**The request**. Scan the entries below. List each line with "into".

**Material shown**.
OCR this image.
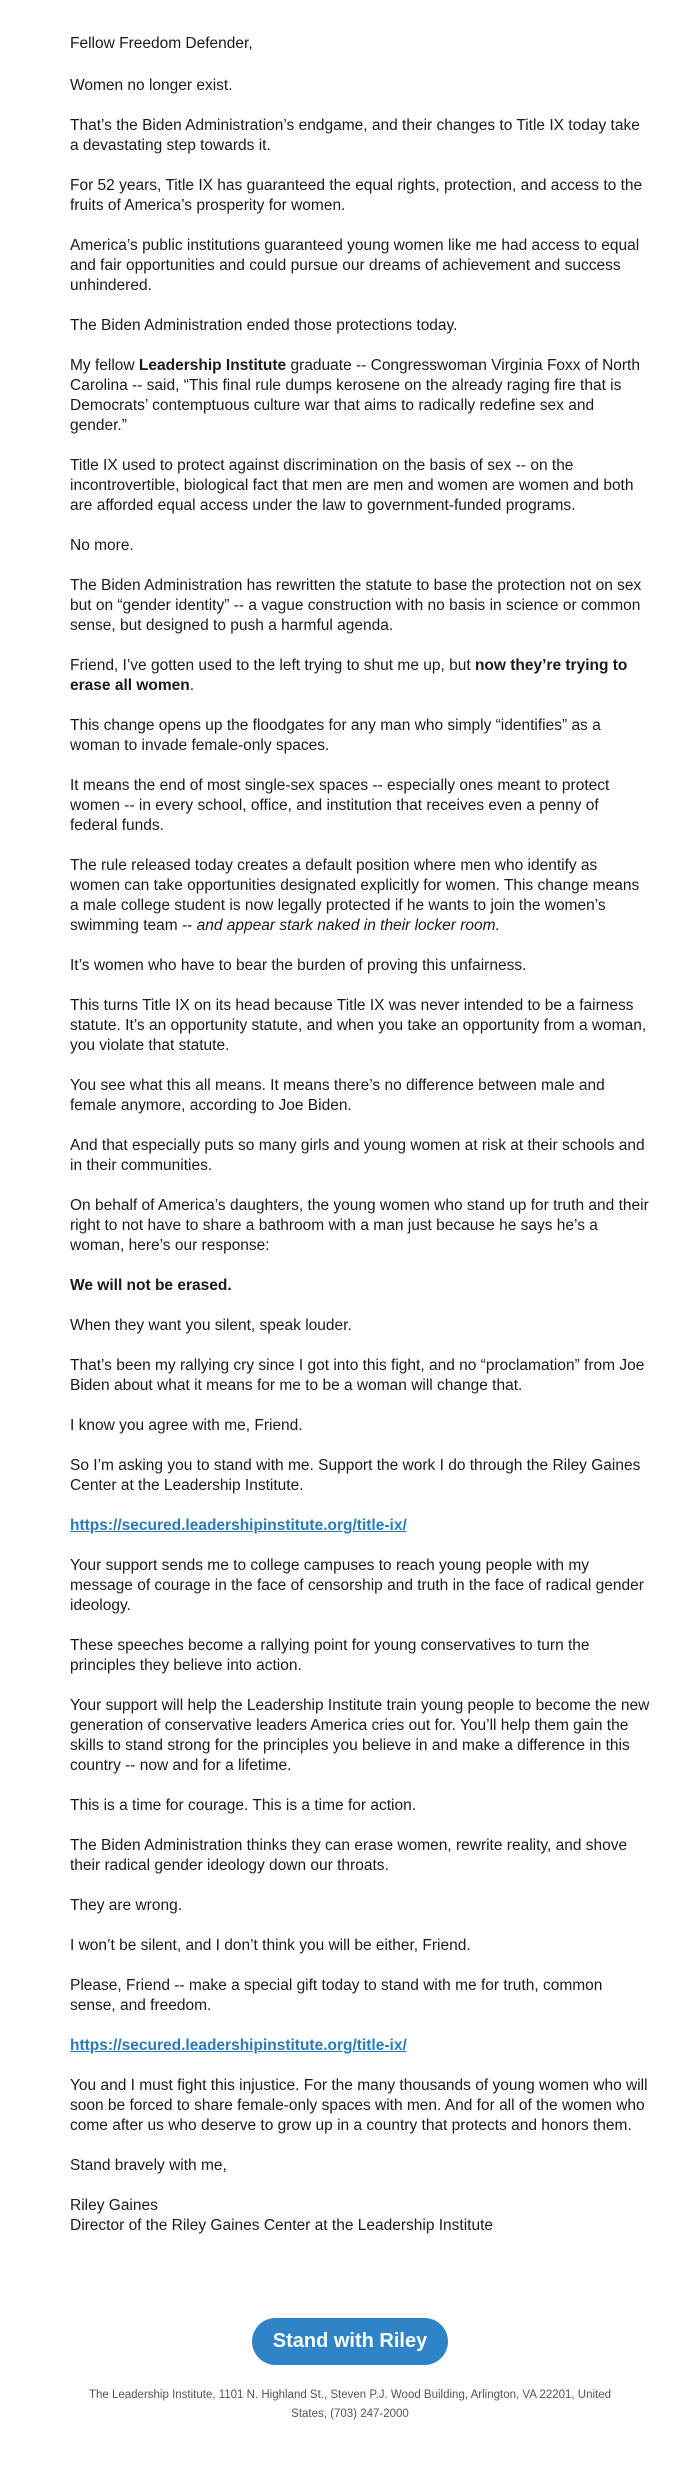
Fellow Freedom Defender,

Women no longer exist.

That’s the Biden Administration’s endgame, and their changes to Title IX today take a devastating step towards it.

For 52 years, Title IX has guaranteed the equal rights, protection, and access to the fruits of America’s prosperity for women.

America’s public institutions guaranteed young women like me had access to equal and fair opportunities and could pursue our dreams of achievement and success unhindered.

The Biden Administration ended those protections today.

My fellow Leadership Institute graduate -- Congresswoman Virginia Foxx of North Carolina -- said, “This final rule dumps kerosene on the already raging fire that is Democrats’ contemptuous culture war that aims to radically redefine sex and gender.”

Title IX used to protect against discrimination on the basis of sex -- on the incontrovertible, biological fact that men are men and women are women and both are afforded equal access under the law to government-funded programs.

No more.

The Biden Administration has rewritten the statute to base the protection not on sex but on “gender identity” -- a vague construction with no basis in science or common sense, but designed to push a harmful agenda.

Friend, I’ve gotten used to the left trying to shut me up, but now they’re trying to erase all women.

This change opens up the floodgates for any man who simply “identifies” as a woman to invade female-only spaces.

It means the end of most single-sex spaces -- especially ones meant to protect women -- in every school, office, and institution that receives even a penny of federal funds.

The rule released today creates a default position where men who identify as women can take opportunities designated explicitly for women. This change means a male college student is now legally protected if he wants to join the women’s swimming team -- and appear stark naked in their locker room.

It’s women who have to bear the burden of proving this unfairness.

This turns Title IX on its head because Title IX was never intended to be a fairness statute. It’s an opportunity statute, and when you take an opportunity from a woman, you violate that statute.

You see what this all means. It means there’s no difference between male and female anymore, according to Joe Biden.

And that especially puts so many girls and young women at risk at their schools and in their communities.

On behalf of America’s daughters, the young women who stand up for truth and their right to not have to share a bathroom with a man just because he says he’s a woman, here’s our response:

We will not be erased.

When they want you silent, speak louder.

That’s been my rallying cry since I got into this fight, and no “proclamation” from Joe Biden about what it means for me to be a woman will change that.

I know you agree with me, Friend.

So I’m asking you to stand with me. Support the work I do through the Riley Gaines Center at the Leadership Institute.

https://secured.leadershipinstitute.org/title-ix/

Your support sends me to college campuses to reach young people with my message of courage in the face of censorship and truth in the face of radical gender ideology.

These speeches become a rallying point for young conservatives to turn the principles they believe into action.

Your support will help the Leadership Institute train young people to become the new generation of conservative leaders America cries out for. You’ll help them gain the skills to stand strong for the principles you believe in and make a difference in this country -- now and for a lifetime.

This is a time for courage. This is a time for action.

The Biden Administration thinks they can erase women, rewrite reality, and shove their radical gender ideology down our throats.

They are wrong.

I won’t be silent, and I don’t think you will be either, Friend.

Please, Friend -- make a special gift today to stand with me for truth, common sense, and freedom.

https://secured.leadershipinstitute.org/title-ix/

You and I must fight this injustice. For the many thousands of young women who will soon be forced to share female-only spaces with men. And for all of the women who come after us who deserve to grow up in a country that protects and honors them.

Stand bravely with me,

Riley Gaines
Director of the Riley Gaines Center at the Leadership Institute
Stand with Riley
The Leadership Institute, 1101 N. Highland St., Steven P.J. Wood Building, Arlington, VA 22201, United States, (703) 247-2000
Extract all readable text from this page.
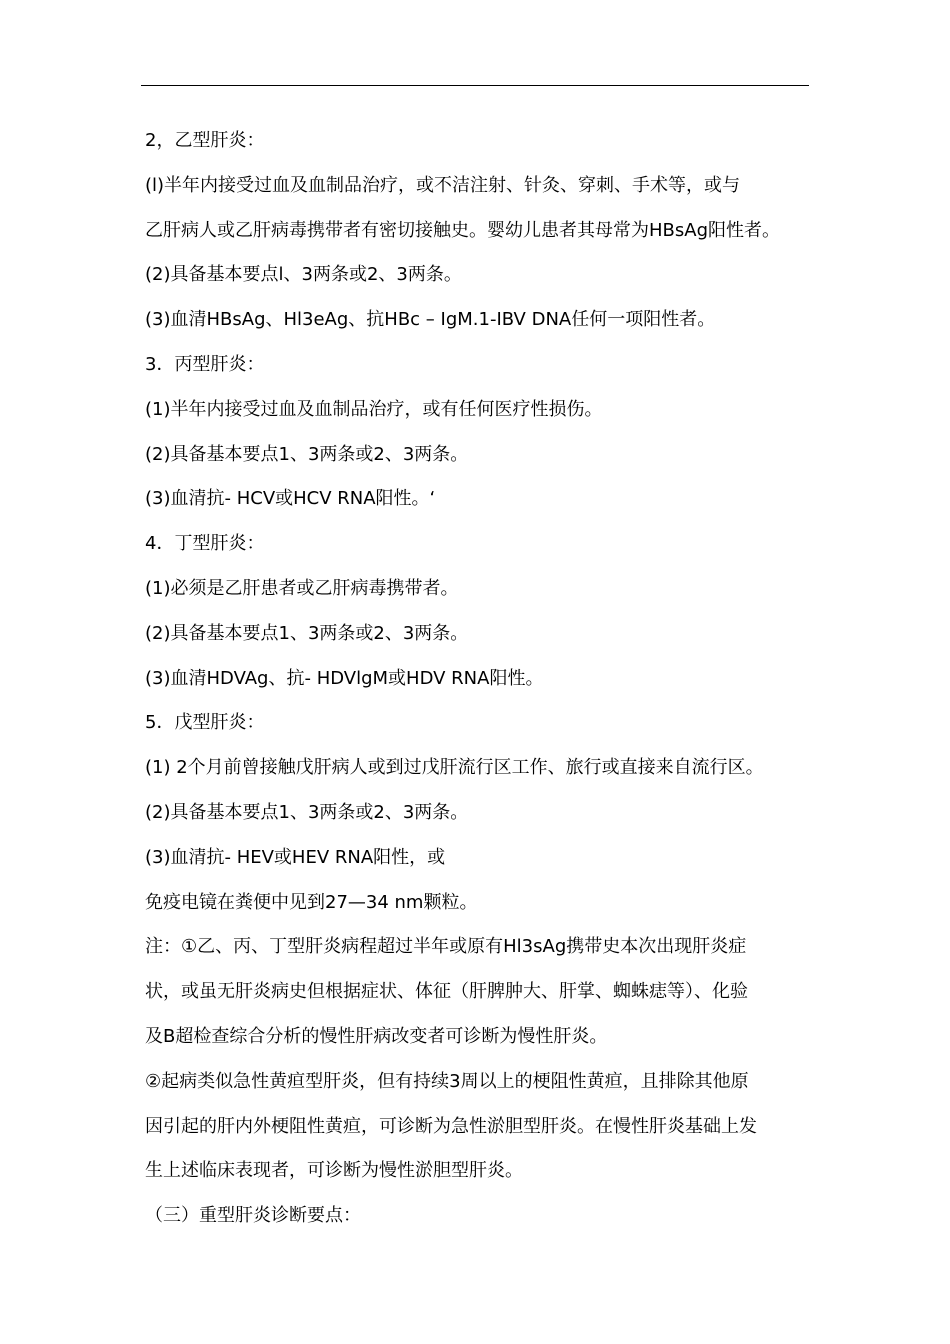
2，乙型肝炎：
(l)半年内接受过血及血制品治疗，或不洁注射、针灸、穿刺、手术等，或与
乙肝病人或乙肝病毒携带者有密切接触史。婴幼儿患者其母常为HBsAg阳性者。
(2)具备基本要点l、3两条或2、3两条。
(3)血清HBsAg、Hl3eAg、抗HBc – IgM.1-IBV DNA任何一项阳性者。
3．丙型肝炎：
(1)半年内接受过血及血制品治疗，或有任何医疗性损伤。
(2)具备基本要点1、3两条或2、3两条。
(3)血清抗- HCV或HCV RNA阳性。‘
4．丁型肝炎：
(1)必须是乙肝患者或乙肝病毒携带者。
(2)具备基本要点1、3两条或2、3两条。
(3)血清HDVAg、抗- HDVlgM或HDV RNA阳性。
5．戊型肝炎：
(1) 2个月前曾接触戊肝病人或到过戊肝流行区工作、旅行或直接来自流行区。
(2)具备基本要点1、3两条或2、3两条。
(3)血清抗- HEV或HEV RNA阳性，或
免疫电镜在粪便中见到27—34 nm颗粒。
注：①乙、丙、丁型肝炎病程超过半年或原有Hl3sAg携带史本次出现肝炎症
状，或虽无肝炎病史但根据症状、体征（肝脾肿大、肝掌、蜘蛛痣等）、化验
及B超检查综合分析的慢性肝病改变者可诊断为慢性肝炎。
②起病类似急性黄疸型肝炎，但有持续3周以上的梗阻性黄疸，且排除其他原
因引起的肝内外梗阻性黄疸，可诊断为急性淤胆型肝炎。在慢性肝炎基础上发
生上述临床表现者，可诊断为慢性淤胆型肝炎。
（三）重型肝炎诊断要点：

**Task answer**.
That’s been my rallying cry since I got into this fight, and no “proclamation” from Joe Biden about what it means for me to be a woman will change that.
These speeches become a rallying point for young conservatives to turn the principles they believe into action.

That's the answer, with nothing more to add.